**Aim:**
Will you give every entry again exactly as it stands?

____ Dataset entries

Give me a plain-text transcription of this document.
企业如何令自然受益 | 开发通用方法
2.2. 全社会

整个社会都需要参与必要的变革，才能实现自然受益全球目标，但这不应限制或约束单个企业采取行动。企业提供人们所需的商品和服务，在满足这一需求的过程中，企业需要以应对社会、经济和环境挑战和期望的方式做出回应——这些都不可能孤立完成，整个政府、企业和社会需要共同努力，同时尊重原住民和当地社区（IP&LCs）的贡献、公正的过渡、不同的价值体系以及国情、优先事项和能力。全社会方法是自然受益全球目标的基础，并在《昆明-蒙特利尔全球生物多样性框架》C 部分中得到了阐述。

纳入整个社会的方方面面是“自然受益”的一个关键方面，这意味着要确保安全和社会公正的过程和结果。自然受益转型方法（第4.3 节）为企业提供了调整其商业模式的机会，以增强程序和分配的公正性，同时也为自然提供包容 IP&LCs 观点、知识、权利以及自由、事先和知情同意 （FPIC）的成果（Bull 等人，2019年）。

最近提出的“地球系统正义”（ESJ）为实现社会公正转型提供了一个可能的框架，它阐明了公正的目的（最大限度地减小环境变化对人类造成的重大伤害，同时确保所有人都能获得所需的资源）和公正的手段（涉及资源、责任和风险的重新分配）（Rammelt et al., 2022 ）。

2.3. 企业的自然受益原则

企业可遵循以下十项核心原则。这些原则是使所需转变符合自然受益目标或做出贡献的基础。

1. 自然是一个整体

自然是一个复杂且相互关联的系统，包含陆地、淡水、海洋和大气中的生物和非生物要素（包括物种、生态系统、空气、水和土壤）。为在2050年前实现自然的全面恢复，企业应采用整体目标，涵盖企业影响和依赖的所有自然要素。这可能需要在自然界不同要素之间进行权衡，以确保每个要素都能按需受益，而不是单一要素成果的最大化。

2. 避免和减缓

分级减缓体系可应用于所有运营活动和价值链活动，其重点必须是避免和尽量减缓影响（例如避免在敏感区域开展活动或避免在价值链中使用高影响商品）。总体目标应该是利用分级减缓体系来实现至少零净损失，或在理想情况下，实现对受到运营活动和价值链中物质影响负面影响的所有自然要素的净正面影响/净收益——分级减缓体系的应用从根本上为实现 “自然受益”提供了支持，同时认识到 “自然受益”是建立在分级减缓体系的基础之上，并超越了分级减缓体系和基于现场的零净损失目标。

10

________

**Task result:**
Give me a plain-text transcription of this document.
企业如何令自然受益 | 开发通用方法
2.2. 全社会

整个社会都需要参与必要的变革，才能实现自然受益全球目标，但这不应限制或约束单个企业采取行动。企业提供人们所需的商品和服务，在满足这一需求的过程中，企业需要以应对社会、经济和环境挑战和期望的方式做出回应——这些都不可能孤立完成，整个政府、企业和社会需要共同努力，同时尊重原住民和当地社区（IP&LCs）的贡献、公正的过渡、不同的价值体系以及国情、优先事项和能力。全社会方法是自然受益全球目标的基础，并在《昆明-蒙特利尔全球生物多样性框架》C 部分中得到了阐述。

纳入整个社会的方方面面是“自然受益”的一个关键方面，这意味着要确保安全和社会公正的过程和结果。自然受益转型方法（第4.3 节）为企业提供了调整其商业模式的机会，以增强程序和分配的公正性，同时也为自然提供包容 IP&LCs 观点、知识、权利以及自由、事先和知情同意 （FPIC）的成果（Bull 等人，2019年）。

最近提出的“地球系统正义”（ESJ）为实现社会公正转型提供了一个可能的框架，它阐明了公正的目的（最大限度地减小环境变化对人类造成的重大伤害，同时确保所有人都能获得所需的资源）和公正的手段（涉及资源、责任和风险的重新分配）（Rammelt et al., 2022 ）。

2.3. 企业的自然受益原则

企业可遵循以下十项核心原则。这些原则是使所需转变符合自然受益目标或做出贡献的基础。

1. 自然是一个整体

自然是一个复杂且相互关联的系统，包含陆地、淡水、海洋和大气中的生物和非生物要素（包括物种、生态系统、空气、水和土壤）。为在2050年前实现自然的全面恢复，企业应采用整体目标，涵盖企业影响和依赖的所有自然要素。这可能需要在自然界不同要素之间进行权衡，以确保每个要素都能按需受益，而不是单一要素成果的最大化。

2. 避免和减缓

分级减缓体系可应用于所有运营活动和价值链活动，其重点必须是避免和尽量减缓影响（例如避免在敏感区域开展活动或避免在价值链中使用高影响商品）。总体目标应该是利用分级减缓体系来实现至少零净损失，或在理想情况下，实现对受到运营活动和价值链中物质影响负面影响的所有自然要素的净正面影响/净收益——分级减缓体系的应用从根本上为实现 “自然受益”提供了支持，同时认识到 “自然受益”是建立在分级减缓体系的基础之上，并超越了分级减缓体系和基于现场的零净损失目标。

10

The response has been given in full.